**** Working data
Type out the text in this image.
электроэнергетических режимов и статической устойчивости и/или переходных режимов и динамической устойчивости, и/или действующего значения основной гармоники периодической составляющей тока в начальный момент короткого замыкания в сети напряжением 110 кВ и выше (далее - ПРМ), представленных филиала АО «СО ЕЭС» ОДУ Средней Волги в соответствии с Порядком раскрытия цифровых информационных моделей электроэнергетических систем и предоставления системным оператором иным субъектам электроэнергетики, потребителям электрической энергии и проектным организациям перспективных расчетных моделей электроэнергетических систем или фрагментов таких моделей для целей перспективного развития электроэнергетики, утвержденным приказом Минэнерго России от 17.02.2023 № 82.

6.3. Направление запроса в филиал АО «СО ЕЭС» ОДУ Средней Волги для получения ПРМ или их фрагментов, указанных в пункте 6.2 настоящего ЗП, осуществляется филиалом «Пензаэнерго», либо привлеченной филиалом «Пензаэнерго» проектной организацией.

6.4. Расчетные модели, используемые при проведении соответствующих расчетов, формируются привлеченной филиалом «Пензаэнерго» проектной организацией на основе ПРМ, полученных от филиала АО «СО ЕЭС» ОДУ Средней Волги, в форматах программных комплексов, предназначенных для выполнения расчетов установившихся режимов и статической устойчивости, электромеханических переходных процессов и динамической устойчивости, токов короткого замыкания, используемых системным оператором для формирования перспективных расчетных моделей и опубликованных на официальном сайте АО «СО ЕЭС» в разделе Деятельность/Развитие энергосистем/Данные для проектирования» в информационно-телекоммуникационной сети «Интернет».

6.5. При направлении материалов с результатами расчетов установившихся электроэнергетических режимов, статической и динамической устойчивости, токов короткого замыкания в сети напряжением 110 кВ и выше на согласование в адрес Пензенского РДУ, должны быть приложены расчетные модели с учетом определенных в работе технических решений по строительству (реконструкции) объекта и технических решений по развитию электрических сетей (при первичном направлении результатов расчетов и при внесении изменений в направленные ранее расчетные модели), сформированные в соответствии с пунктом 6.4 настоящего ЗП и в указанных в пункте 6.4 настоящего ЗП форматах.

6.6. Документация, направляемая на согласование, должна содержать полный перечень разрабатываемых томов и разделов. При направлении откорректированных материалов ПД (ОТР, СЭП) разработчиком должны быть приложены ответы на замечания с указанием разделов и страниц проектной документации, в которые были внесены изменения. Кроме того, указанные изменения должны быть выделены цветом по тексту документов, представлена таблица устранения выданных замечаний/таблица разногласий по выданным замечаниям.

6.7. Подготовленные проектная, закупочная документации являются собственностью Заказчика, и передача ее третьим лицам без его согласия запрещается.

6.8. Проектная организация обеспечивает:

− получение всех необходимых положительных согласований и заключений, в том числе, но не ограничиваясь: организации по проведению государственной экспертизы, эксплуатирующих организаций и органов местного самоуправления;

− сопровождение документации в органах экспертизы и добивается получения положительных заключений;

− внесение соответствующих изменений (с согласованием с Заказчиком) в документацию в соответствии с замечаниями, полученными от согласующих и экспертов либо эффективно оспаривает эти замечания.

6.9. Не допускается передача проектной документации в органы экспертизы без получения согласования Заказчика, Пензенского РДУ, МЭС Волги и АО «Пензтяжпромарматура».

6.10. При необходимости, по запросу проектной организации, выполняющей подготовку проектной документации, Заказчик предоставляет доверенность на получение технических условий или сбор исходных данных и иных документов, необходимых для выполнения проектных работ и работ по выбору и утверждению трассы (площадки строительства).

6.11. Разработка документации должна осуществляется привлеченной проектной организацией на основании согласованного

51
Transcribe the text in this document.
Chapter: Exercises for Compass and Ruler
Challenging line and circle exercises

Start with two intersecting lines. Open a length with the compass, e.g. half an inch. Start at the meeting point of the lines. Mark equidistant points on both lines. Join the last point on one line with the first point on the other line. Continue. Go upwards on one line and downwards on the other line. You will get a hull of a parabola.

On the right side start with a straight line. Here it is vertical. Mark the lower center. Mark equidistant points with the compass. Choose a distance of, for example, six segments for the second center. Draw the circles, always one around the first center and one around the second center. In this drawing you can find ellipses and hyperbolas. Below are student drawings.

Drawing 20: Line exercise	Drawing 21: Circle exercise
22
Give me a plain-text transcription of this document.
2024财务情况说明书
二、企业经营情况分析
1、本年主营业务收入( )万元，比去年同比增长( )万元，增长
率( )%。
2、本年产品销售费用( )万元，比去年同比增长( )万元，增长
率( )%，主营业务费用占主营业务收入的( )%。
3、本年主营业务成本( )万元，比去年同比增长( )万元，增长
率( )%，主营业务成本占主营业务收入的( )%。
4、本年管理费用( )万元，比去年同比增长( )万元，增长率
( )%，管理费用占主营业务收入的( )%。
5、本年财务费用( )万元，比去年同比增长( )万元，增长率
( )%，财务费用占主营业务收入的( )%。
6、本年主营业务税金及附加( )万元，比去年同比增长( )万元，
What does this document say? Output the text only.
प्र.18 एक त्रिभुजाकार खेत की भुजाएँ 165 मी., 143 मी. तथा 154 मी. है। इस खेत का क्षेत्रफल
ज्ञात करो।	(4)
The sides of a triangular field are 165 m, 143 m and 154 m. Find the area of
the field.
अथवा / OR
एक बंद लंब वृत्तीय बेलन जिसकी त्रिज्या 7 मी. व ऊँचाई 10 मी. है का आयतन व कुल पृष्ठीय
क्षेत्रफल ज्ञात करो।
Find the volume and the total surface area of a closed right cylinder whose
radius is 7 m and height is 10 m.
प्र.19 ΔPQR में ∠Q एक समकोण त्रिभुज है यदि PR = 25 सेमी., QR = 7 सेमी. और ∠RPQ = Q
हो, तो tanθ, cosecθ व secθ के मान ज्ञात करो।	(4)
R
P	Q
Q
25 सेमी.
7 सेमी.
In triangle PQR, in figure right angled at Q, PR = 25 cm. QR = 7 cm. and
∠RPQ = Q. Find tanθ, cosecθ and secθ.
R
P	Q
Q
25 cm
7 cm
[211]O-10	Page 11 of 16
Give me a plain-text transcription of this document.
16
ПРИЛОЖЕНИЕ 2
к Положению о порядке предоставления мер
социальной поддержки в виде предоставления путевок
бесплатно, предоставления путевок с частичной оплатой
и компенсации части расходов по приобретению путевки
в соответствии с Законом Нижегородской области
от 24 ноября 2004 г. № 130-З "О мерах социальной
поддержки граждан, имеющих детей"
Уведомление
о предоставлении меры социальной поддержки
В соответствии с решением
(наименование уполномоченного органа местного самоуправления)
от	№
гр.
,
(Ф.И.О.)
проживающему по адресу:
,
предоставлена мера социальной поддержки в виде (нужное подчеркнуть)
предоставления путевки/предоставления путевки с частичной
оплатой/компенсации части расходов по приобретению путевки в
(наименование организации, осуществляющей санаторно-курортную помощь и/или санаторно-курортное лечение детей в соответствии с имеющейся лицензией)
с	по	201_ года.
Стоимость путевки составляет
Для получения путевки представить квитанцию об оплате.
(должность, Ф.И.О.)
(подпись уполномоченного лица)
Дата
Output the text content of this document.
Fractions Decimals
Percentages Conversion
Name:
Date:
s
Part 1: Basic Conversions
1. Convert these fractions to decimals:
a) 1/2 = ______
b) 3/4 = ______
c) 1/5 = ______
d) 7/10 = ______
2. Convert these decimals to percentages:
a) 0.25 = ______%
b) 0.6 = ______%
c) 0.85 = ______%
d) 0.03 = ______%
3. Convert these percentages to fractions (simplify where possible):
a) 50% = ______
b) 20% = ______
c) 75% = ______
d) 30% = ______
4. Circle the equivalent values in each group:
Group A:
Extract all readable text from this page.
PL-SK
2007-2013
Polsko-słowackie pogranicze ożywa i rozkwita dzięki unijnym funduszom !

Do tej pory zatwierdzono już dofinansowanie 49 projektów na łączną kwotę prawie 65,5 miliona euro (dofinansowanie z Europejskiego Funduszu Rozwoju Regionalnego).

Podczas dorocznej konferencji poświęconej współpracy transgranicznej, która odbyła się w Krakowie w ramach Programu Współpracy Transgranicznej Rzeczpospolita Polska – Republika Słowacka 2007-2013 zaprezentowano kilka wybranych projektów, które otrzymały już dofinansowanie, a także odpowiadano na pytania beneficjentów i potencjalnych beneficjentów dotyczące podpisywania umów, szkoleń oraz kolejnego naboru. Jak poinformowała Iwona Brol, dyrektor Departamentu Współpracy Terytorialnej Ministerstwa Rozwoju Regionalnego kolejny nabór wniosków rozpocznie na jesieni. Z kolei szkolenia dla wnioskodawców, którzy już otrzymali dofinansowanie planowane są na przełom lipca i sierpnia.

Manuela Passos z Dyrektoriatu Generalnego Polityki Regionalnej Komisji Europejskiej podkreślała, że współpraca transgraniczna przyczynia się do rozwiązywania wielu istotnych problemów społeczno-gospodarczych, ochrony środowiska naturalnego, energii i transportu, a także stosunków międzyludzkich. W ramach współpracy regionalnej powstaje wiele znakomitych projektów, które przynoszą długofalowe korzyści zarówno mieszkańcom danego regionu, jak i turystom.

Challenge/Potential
********
» Instruction: Report how many lines in the records above contain the word "местного", giving only the number.

» Result: 2